▸ Data extract

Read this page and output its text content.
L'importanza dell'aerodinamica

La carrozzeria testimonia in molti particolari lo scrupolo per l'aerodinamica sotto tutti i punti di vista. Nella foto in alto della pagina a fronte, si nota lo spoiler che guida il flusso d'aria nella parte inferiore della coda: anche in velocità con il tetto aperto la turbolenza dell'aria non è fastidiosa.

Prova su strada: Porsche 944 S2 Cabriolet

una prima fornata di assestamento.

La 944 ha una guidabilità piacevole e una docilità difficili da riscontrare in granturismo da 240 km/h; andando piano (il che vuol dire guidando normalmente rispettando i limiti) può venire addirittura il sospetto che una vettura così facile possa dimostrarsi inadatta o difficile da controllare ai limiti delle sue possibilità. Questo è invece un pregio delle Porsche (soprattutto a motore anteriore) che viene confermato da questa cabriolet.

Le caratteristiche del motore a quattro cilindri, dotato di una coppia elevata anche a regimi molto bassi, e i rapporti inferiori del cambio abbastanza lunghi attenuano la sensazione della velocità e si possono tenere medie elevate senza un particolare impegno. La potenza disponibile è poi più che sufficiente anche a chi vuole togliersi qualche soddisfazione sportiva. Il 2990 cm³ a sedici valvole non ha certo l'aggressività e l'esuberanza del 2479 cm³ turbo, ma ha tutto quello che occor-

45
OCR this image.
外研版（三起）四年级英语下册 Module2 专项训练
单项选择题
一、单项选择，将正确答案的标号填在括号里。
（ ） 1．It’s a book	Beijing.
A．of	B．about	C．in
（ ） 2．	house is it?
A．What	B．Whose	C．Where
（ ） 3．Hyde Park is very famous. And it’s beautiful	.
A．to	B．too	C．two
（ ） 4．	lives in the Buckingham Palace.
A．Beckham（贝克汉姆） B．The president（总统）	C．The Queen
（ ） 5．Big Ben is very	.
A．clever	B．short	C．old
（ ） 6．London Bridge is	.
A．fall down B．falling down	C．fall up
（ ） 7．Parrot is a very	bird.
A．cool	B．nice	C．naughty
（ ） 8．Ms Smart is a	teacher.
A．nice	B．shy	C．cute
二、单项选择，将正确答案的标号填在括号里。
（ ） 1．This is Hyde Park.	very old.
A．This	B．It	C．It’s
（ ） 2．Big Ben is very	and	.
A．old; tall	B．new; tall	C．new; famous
---
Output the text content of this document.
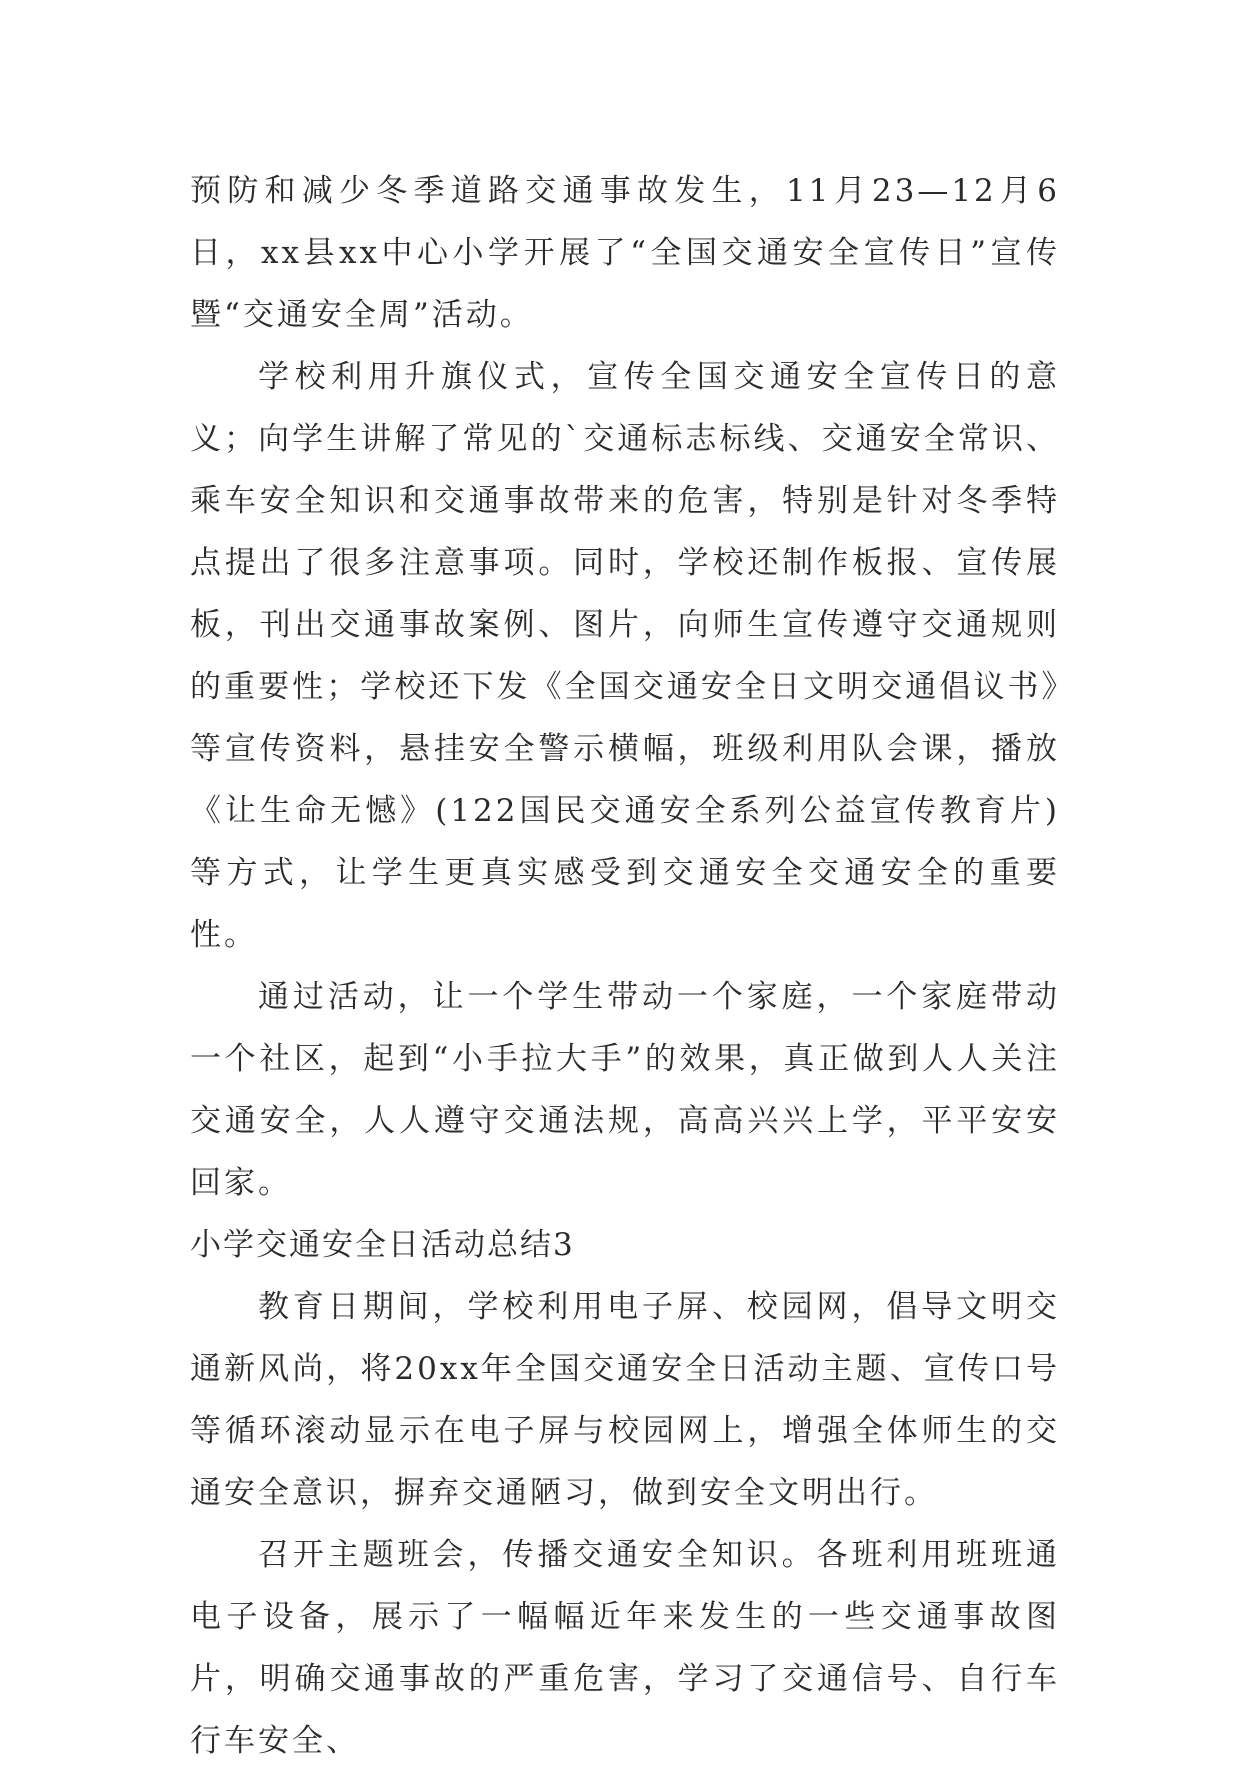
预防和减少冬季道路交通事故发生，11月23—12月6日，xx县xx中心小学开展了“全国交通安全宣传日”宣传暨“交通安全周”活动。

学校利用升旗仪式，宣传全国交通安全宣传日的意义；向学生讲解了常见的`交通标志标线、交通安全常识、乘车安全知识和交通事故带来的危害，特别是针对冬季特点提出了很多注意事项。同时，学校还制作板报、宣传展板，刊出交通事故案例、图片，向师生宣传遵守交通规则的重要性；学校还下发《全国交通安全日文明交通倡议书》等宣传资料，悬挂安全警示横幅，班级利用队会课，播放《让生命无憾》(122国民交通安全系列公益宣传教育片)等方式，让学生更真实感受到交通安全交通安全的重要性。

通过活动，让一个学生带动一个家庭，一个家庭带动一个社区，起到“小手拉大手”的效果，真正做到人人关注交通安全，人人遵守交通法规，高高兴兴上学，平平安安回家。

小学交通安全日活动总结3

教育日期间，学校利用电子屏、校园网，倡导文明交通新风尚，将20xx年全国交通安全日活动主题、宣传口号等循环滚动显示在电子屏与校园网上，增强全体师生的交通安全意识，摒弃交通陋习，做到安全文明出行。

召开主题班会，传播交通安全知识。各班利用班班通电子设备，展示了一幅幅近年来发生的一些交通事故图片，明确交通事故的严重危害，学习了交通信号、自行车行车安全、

▸ Task objective
Which lines in the records above contain the string "Hyde"? Copy each one.

▸ Solved exercise
（ ） 3．Hyde Park is very famous. And it’s beautiful	.
（ ） 1．This is Hyde Park.	very old.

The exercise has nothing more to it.